----- DATA LISTING

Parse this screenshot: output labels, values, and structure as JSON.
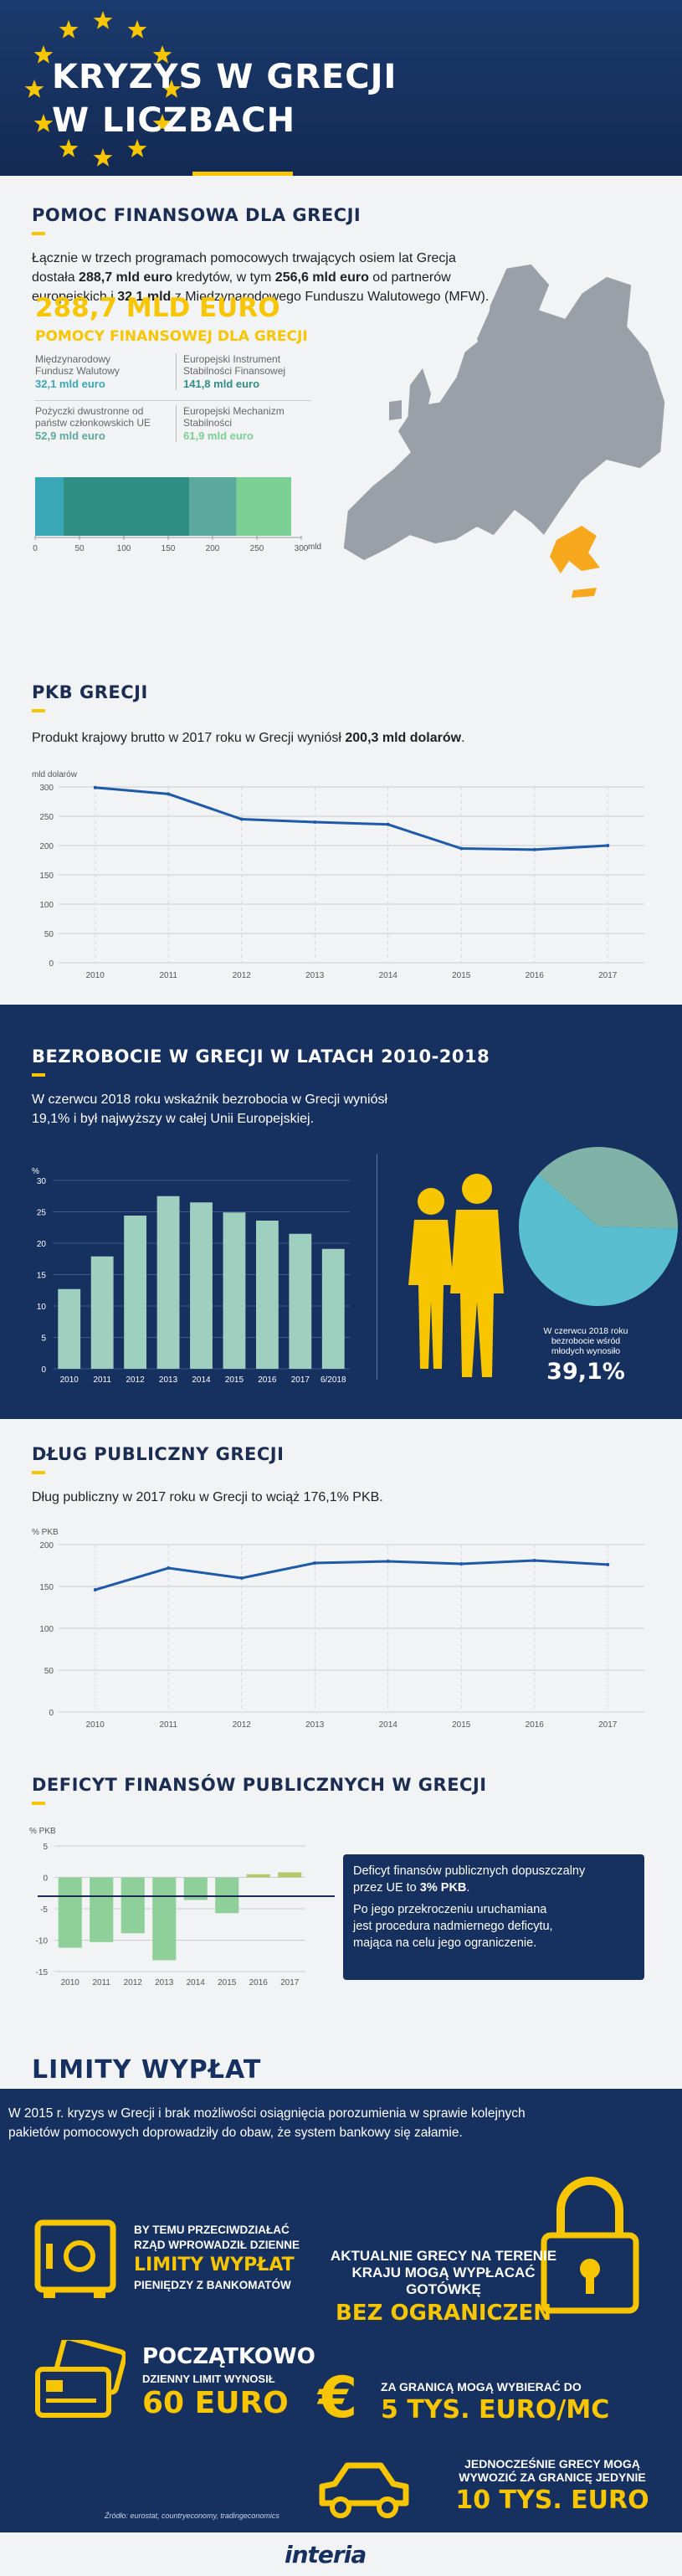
{
  "header": {
    "title_line1": "KRYZYS W GRECJI",
    "title_line2": "W LICZBACH"
  },
  "aid": {
    "heading": "POMOC FINANSOWA DLA GRECJI",
    "text1": "Łącznie w trzech programach pomocowych trwających osiem lat Grecja",
    "text2a": "dostała ",
    "text2b": "288,7 mld euro",
    "text2c": " kredytów, w tym ",
    "text2d": "256,6 mld euro",
    "text2e": " od partnerów",
    "text3a": "europejskich i ",
    "text3b": "32,1 mld",
    "text3c": " z Międzynarodowego Funduszu Walutowego (MFW).",
    "total": "288,7 MLD EURO",
    "total_sub": "POMOCY FINANSOWEJ DLA GRECJI",
    "items": [
      {
        "label1": "Międzynarodowy",
        "label2": "Fundusz Walutowy",
        "value": "32,1 mld euro",
        "color": "#3aa7b6"
      },
      {
        "label1": "Europejski Instrument",
        "label2": "Stabilności Finansowej",
        "value": "141,8 mld euro",
        "color": "#2f8f84"
      },
      {
        "label1": "Pożyczki dwustronne od",
        "label2": "państw członkowskich UE",
        "value": "52,9 mld euro",
        "color": "#5aa99c"
      },
      {
        "label1": "Europejski Mechanizm",
        "label2": "Stabilności",
        "value": "61,9 mld euro",
        "color": "#7ccf95"
      }
    ],
    "bar_ticks": [
      "0",
      "50",
      "100",
      "150",
      "200",
      "250",
      "300"
    ],
    "bar_unit1": "mld",
    "bar_unit2": "euro"
  },
  "gdp": {
    "heading": "PKB GRECJI",
    "text_a": "Produkt krajowy brutto w 2017 roku w Grecji wyniósł ",
    "text_b": "200,3 mld dolarów",
    "text_c": "."
  },
  "unemp": {
    "heading": "BEZROBOCIE W GRECJI W LATACH 2010-2018",
    "text1": "W czerwcu 2018 roku wskaźnik bezrobocia w Grecji wyniósł",
    "text2": "19,1% i był najwyższy w całej Unii Europejskiej.",
    "pie_l1": "W czerwcu 2018 roku",
    "pie_l2": "bezrobocie wśród",
    "pie_l3": "młodych wynosiło",
    "pie_value": "39,1%"
  },
  "debt": {
    "heading": "DŁUG PUBLICZNY GRECJI",
    "text": "Dług publiczny w 2017 roku w Grecji to wciąż 176,1% PKB."
  },
  "deficit": {
    "heading": "DEFICYT FINANSÓW PUBLICZNYCH W GRECJI",
    "box1": "Deficyt finansów publicznych dopuszczalny",
    "box2a": "przez UE to ",
    "box2b": "3% PKB",
    "box2c": ".",
    "box3": "Po jego przekroczeniu uruchamiana",
    "box4": "jest procedura nadmiernego deficytu,",
    "box5": "mająca na celu jego ograniczenie."
  },
  "limits": {
    "heading": "LIMITY WYPŁAT",
    "text1": "W 2015 r. kryzys w Grecji i brak możliwości osiągnięcia porozumienia w sprawie kolejnych",
    "text2": "pakietów pomocowych doprowadziły do obaw, że system bankowy się załamie.",
    "safe1": "BY TEMU PRZECIWDZIAŁAĆ",
    "safe2": "RZĄD WPROWADZIŁ DZIENNE",
    "safe3": "LIMITY WYPŁAT",
    "safe4": "PIENIĘDZY Z BANKOMATÓW",
    "card1": "POCZĄTKOWO",
    "card2": "DZIENNY LIMIT WYNOSIŁ",
    "card3": "60 EURO",
    "lock1": "AKTUALNIE GRECY NA TERENIE",
    "lock2": "KRAJU MOGĄ WYPŁACAĆ GOTÓWKĘ",
    "lock3": "BEZ OGRANICZEŃ",
    "euro1": "ZA GRANICĄ MOGĄ WYBIERAĆ DO",
    "euro2": "5 TYS. EURO/MC",
    "car1": "JEDNOCZEŚNIE GRECY MOGĄ",
    "car2": "WYWOZIĆ ZA GRANICĘ JEDYNIE",
    "car3": "10 TYS. EURO",
    "source": "Źródło: eurostat, countryeconomy, tradingeconomics"
  },
  "footer": {
    "logo": "interia"
  },
  "chart_data": [
    {
      "type": "bar",
      "title": "",
      "orientation": "horizontal-stacked",
      "xlim": [
        0,
        300
      ],
      "xlabel": "mld euro",
      "series": [
        {
          "name": "Międzynarodowy Fundusz Walutowy",
          "values": [
            32.1
          ]
        },
        {
          "name": "Europejski Instrument Stabilności Finansowej",
          "values": [
            141.8
          ]
        },
        {
          "name": "Pożyczki dwustronne od państw członkowskich UE",
          "values": [
            52.9
          ]
        },
        {
          "name": "Europejski Mechanizm Stabilności",
          "values": [
            61.9
          ]
        }
      ]
    },
    {
      "type": "line",
      "ylabel": "mld dolarów",
      "x": [
        "2010",
        "2011",
        "2012",
        "2013",
        "2014",
        "2015",
        "2016",
        "2017"
      ],
      "values": [
        299,
        288,
        245,
        240,
        236,
        195,
        193,
        200
      ],
      "ylim": [
        0,
        300
      ],
      "yticks": [
        0,
        50,
        100,
        150,
        200,
        250,
        300
      ]
    },
    {
      "type": "bar",
      "ylabel": "%",
      "categories": [
        "2010",
        "2011",
        "2012",
        "2013",
        "2014",
        "2015",
        "2016",
        "2017",
        "6/2018"
      ],
      "values": [
        12.7,
        17.9,
        24.4,
        27.5,
        26.5,
        24.9,
        23.6,
        21.5,
        19.1
      ],
      "ylim": [
        0,
        30
      ],
      "yticks": [
        0,
        5,
        10,
        15,
        20,
        25,
        30
      ]
    },
    {
      "type": "pie",
      "categories": [
        "bezrobotni",
        "pozostali"
      ],
      "values": [
        39.1,
        60.9
      ],
      "colors": [
        "#7fb3a8",
        "#59bfd0"
      ]
    },
    {
      "type": "line",
      "ylabel": "% PKB",
      "x": [
        "2010",
        "2011",
        "2012",
        "2013",
        "2014",
        "2015",
        "2016",
        "2017"
      ],
      "values": [
        146,
        172,
        160,
        178,
        180,
        177,
        181,
        176.1
      ],
      "ylim": [
        0,
        200
      ],
      "yticks": [
        0,
        50,
        100,
        150,
        200
      ]
    },
    {
      "type": "bar",
      "ylabel": "% PKB",
      "categories": [
        "2010",
        "2011",
        "2012",
        "2013",
        "2014",
        "2015",
        "2016",
        "2017"
      ],
      "values": [
        -11.2,
        -10.3,
        -8.9,
        -13.2,
        -3.6,
        -5.7,
        0.5,
        0.8
      ],
      "ylim": [
        -15,
        5
      ],
      "yticks": [
        5,
        0,
        -5,
        -10,
        -15
      ],
      "reference_line": -3
    }
  ]
}
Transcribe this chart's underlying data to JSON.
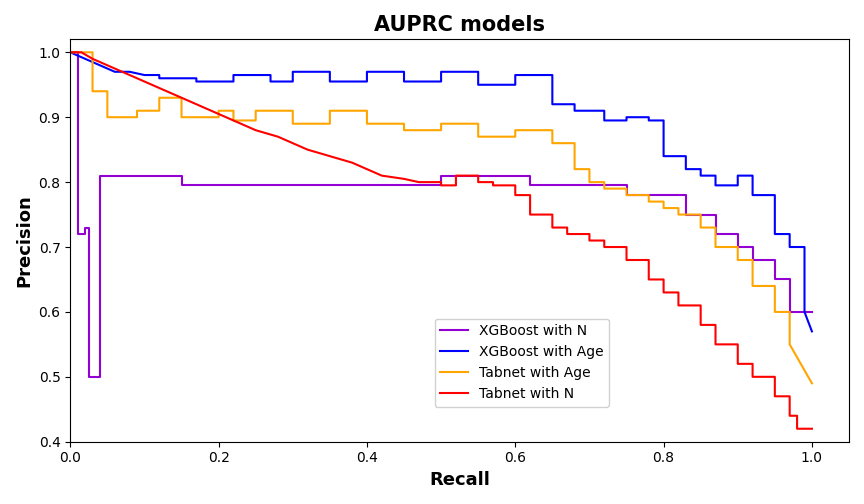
{
  "title": "AUPRC models",
  "xlabel": "Recall",
  "ylabel": "Precision",
  "xlim": [
    0.0,
    1.05
  ],
  "ylim": [
    0.4,
    1.02
  ],
  "colors": {
    "xgboost_n": "#9400D3",
    "xgboost_age": "#0000FF",
    "tabnet_age": "#FFA500",
    "tabnet_n": "#FF0000"
  },
  "xgb_n_r": [
    0.0,
    0.01,
    0.01,
    0.02,
    0.02,
    0.025,
    0.025,
    0.04,
    0.04,
    0.15,
    0.15,
    0.5,
    0.5,
    0.62,
    0.62,
    0.75,
    0.75,
    0.83,
    0.83,
    0.87,
    0.87,
    0.9,
    0.9,
    0.92,
    0.92,
    0.95,
    0.95,
    0.97,
    0.97,
    1.0
  ],
  "xgb_n_p": [
    1.0,
    1.0,
    0.72,
    0.72,
    0.73,
    0.73,
    0.5,
    0.5,
    0.81,
    0.81,
    0.795,
    0.795,
    0.81,
    0.81,
    0.795,
    0.795,
    0.78,
    0.78,
    0.75,
    0.75,
    0.72,
    0.72,
    0.7,
    0.7,
    0.68,
    0.68,
    0.65,
    0.65,
    0.6,
    0.6
  ],
  "xgb_age_r": [
    0.0,
    0.02,
    0.04,
    0.06,
    0.08,
    0.1,
    0.12,
    0.12,
    0.17,
    0.17,
    0.22,
    0.22,
    0.27,
    0.27,
    0.3,
    0.3,
    0.35,
    0.35,
    0.4,
    0.4,
    0.45,
    0.45,
    0.5,
    0.5,
    0.55,
    0.55,
    0.6,
    0.6,
    0.65,
    0.65,
    0.68,
    0.68,
    0.72,
    0.72,
    0.75,
    0.75,
    0.78,
    0.78,
    0.8,
    0.8,
    0.83,
    0.83,
    0.85,
    0.85,
    0.87,
    0.87,
    0.9,
    0.9,
    0.92,
    0.92,
    0.95,
    0.95,
    0.97,
    0.97,
    0.99,
    0.99,
    1.0
  ],
  "xgb_age_p": [
    1.0,
    0.99,
    0.98,
    0.97,
    0.97,
    0.965,
    0.965,
    0.96,
    0.96,
    0.955,
    0.955,
    0.965,
    0.965,
    0.955,
    0.955,
    0.97,
    0.97,
    0.955,
    0.955,
    0.97,
    0.97,
    0.955,
    0.955,
    0.97,
    0.97,
    0.95,
    0.95,
    0.965,
    0.965,
    0.92,
    0.92,
    0.91,
    0.91,
    0.895,
    0.895,
    0.9,
    0.9,
    0.895,
    0.895,
    0.84,
    0.84,
    0.82,
    0.82,
    0.81,
    0.81,
    0.795,
    0.795,
    0.81,
    0.81,
    0.78,
    0.78,
    0.72,
    0.72,
    0.7,
    0.7,
    0.6,
    0.57
  ],
  "tab_age_r": [
    0.0,
    0.03,
    0.03,
    0.05,
    0.05,
    0.09,
    0.09,
    0.12,
    0.12,
    0.15,
    0.15,
    0.2,
    0.2,
    0.22,
    0.22,
    0.25,
    0.25,
    0.3,
    0.3,
    0.35,
    0.35,
    0.4,
    0.4,
    0.45,
    0.45,
    0.5,
    0.5,
    0.55,
    0.55,
    0.6,
    0.6,
    0.65,
    0.65,
    0.68,
    0.68,
    0.7,
    0.7,
    0.72,
    0.72,
    0.75,
    0.75,
    0.78,
    0.78,
    0.8,
    0.8,
    0.82,
    0.82,
    0.85,
    0.85,
    0.87,
    0.87,
    0.9,
    0.9,
    0.92,
    0.92,
    0.95,
    0.95,
    0.97,
    0.97,
    1.0
  ],
  "tab_age_p": [
    1.0,
    1.0,
    0.94,
    0.94,
    0.9,
    0.9,
    0.91,
    0.91,
    0.93,
    0.93,
    0.9,
    0.9,
    0.91,
    0.91,
    0.895,
    0.895,
    0.91,
    0.91,
    0.89,
    0.89,
    0.91,
    0.91,
    0.89,
    0.89,
    0.88,
    0.88,
    0.89,
    0.89,
    0.87,
    0.87,
    0.88,
    0.88,
    0.86,
    0.86,
    0.82,
    0.82,
    0.8,
    0.8,
    0.79,
    0.79,
    0.78,
    0.78,
    0.77,
    0.77,
    0.76,
    0.76,
    0.75,
    0.75,
    0.73,
    0.73,
    0.7,
    0.7,
    0.68,
    0.68,
    0.64,
    0.64,
    0.6,
    0.6,
    0.55,
    0.49
  ],
  "tab_n_r": [
    0.0,
    0.015,
    0.03,
    0.05,
    0.07,
    0.09,
    0.11,
    0.13,
    0.15,
    0.17,
    0.2,
    0.22,
    0.25,
    0.28,
    0.3,
    0.32,
    0.35,
    0.38,
    0.4,
    0.42,
    0.45,
    0.47,
    0.5,
    0.5,
    0.52,
    0.52,
    0.55,
    0.55,
    0.57,
    0.57,
    0.6,
    0.6,
    0.62,
    0.62,
    0.65,
    0.65,
    0.67,
    0.67,
    0.7,
    0.7,
    0.72,
    0.72,
    0.75,
    0.75,
    0.78,
    0.78,
    0.8,
    0.8,
    0.82,
    0.82,
    0.85,
    0.85,
    0.87,
    0.87,
    0.9,
    0.9,
    0.92,
    0.92,
    0.95,
    0.95,
    0.97,
    0.97,
    0.98,
    0.98,
    1.0
  ],
  "tab_n_p": [
    1.0,
    1.0,
    0.99,
    0.98,
    0.97,
    0.96,
    0.95,
    0.94,
    0.93,
    0.92,
    0.905,
    0.895,
    0.88,
    0.87,
    0.86,
    0.85,
    0.84,
    0.83,
    0.82,
    0.81,
    0.805,
    0.8,
    0.8,
    0.795,
    0.795,
    0.81,
    0.81,
    0.8,
    0.8,
    0.795,
    0.795,
    0.78,
    0.78,
    0.75,
    0.75,
    0.73,
    0.73,
    0.72,
    0.72,
    0.71,
    0.71,
    0.7,
    0.7,
    0.68,
    0.68,
    0.65,
    0.65,
    0.63,
    0.63,
    0.61,
    0.61,
    0.58,
    0.58,
    0.55,
    0.55,
    0.52,
    0.52,
    0.5,
    0.5,
    0.47,
    0.47,
    0.44,
    0.44,
    0.42,
    0.42
  ]
}
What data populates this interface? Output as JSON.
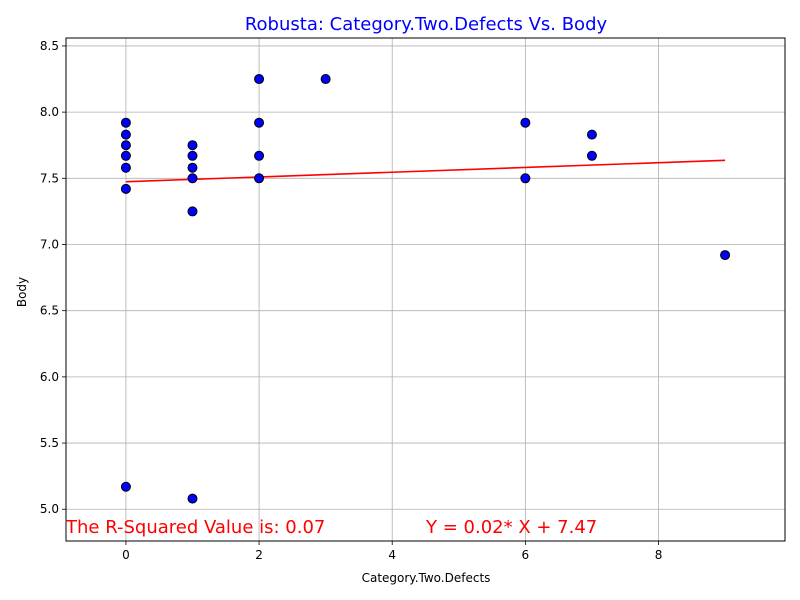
{
  "chart_data": {
    "type": "scatter",
    "title": "Robusta: Category.Two.Defects Vs. Body",
    "xlabel": "Category.Two.Defects",
    "ylabel": "Body",
    "xlim": [
      -0.9,
      9.9
    ],
    "ylim": [
      4.76,
      8.56
    ],
    "xticks": [
      0,
      2,
      4,
      6,
      8
    ],
    "yticks": [
      5.0,
      5.5,
      6.0,
      6.5,
      7.0,
      7.5,
      8.0,
      8.5
    ],
    "grid": true,
    "points": [
      {
        "x": 0,
        "y": 7.92
      },
      {
        "x": 0,
        "y": 7.83
      },
      {
        "x": 0,
        "y": 7.75
      },
      {
        "x": 0,
        "y": 7.67
      },
      {
        "x": 0,
        "y": 7.58
      },
      {
        "x": 0,
        "y": 7.42
      },
      {
        "x": 0,
        "y": 5.17
      },
      {
        "x": 1,
        "y": 7.75
      },
      {
        "x": 1,
        "y": 7.67
      },
      {
        "x": 1,
        "y": 7.58
      },
      {
        "x": 1,
        "y": 7.5
      },
      {
        "x": 1,
        "y": 7.25
      },
      {
        "x": 1,
        "y": 5.08
      },
      {
        "x": 2,
        "y": 8.25
      },
      {
        "x": 2,
        "y": 7.92
      },
      {
        "x": 2,
        "y": 7.67
      },
      {
        "x": 2,
        "y": 7.5
      },
      {
        "x": 3,
        "y": 8.25
      },
      {
        "x": 6,
        "y": 7.92
      },
      {
        "x": 6,
        "y": 7.5
      },
      {
        "x": 7,
        "y": 7.83
      },
      {
        "x": 7,
        "y": 7.67
      },
      {
        "x": 9,
        "y": 6.92
      }
    ],
    "regression": {
      "slope": 0.018,
      "intercept": 7.474,
      "x_range": [
        0,
        9
      ]
    },
    "annotations": {
      "r_squared": "The R-Squared Value is: 0.07",
      "equation": "Y = 0.02* X + 7.47"
    },
    "colors": {
      "title": "#0000ff",
      "point_fill": "#0000ff",
      "point_edge": "#000000",
      "regression_line": "#ff0000",
      "annotation": "#ff0000",
      "grid": "#b0b0b0"
    }
  }
}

----------

WHAT YOU ARE ASKED TO DO: Gather up, from the records above, each line where the word "heading" appears.

RESULT OF THIS TASK:
    "heading": "POMOC FINANSOWA DLA GRECJI",
    "heading": "PKB GRECJI",
    "heading": "BEZROBOCIE W GRECJI W LATACH 2010-2018",
    "heading": "DŁUG PUBLICZNY GRECJI",
    "heading": "DEFICYT FINANSÓW PUBLICZNYCH W GRECJI",
    "heading": "LIMITY WYPŁAT",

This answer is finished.